>> START Data provided

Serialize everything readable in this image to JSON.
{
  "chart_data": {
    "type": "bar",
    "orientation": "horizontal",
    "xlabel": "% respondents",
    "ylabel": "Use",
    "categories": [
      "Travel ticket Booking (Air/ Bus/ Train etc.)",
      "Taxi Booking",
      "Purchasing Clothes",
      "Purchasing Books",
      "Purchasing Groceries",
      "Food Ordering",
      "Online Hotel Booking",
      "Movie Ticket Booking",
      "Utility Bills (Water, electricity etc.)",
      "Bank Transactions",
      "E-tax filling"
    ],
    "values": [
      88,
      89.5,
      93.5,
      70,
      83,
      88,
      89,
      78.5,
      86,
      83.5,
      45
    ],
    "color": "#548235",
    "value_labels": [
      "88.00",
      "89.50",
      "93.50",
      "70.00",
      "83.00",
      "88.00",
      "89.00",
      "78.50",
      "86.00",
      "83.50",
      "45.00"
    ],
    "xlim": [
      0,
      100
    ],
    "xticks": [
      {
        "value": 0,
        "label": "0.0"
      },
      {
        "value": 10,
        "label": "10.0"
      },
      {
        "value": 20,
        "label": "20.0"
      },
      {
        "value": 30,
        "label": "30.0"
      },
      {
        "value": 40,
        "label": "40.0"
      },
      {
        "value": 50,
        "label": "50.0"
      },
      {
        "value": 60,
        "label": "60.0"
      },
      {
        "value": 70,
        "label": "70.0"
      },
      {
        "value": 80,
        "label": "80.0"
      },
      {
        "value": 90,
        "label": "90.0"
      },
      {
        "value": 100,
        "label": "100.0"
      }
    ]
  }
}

>> END Data provided

» Prompt:
Copy in full each line that holds the word "Purchasing".

» Task solution:
      "Purchasing Clothes",
      "Purchasing Books",
      "Purchasing Groceries",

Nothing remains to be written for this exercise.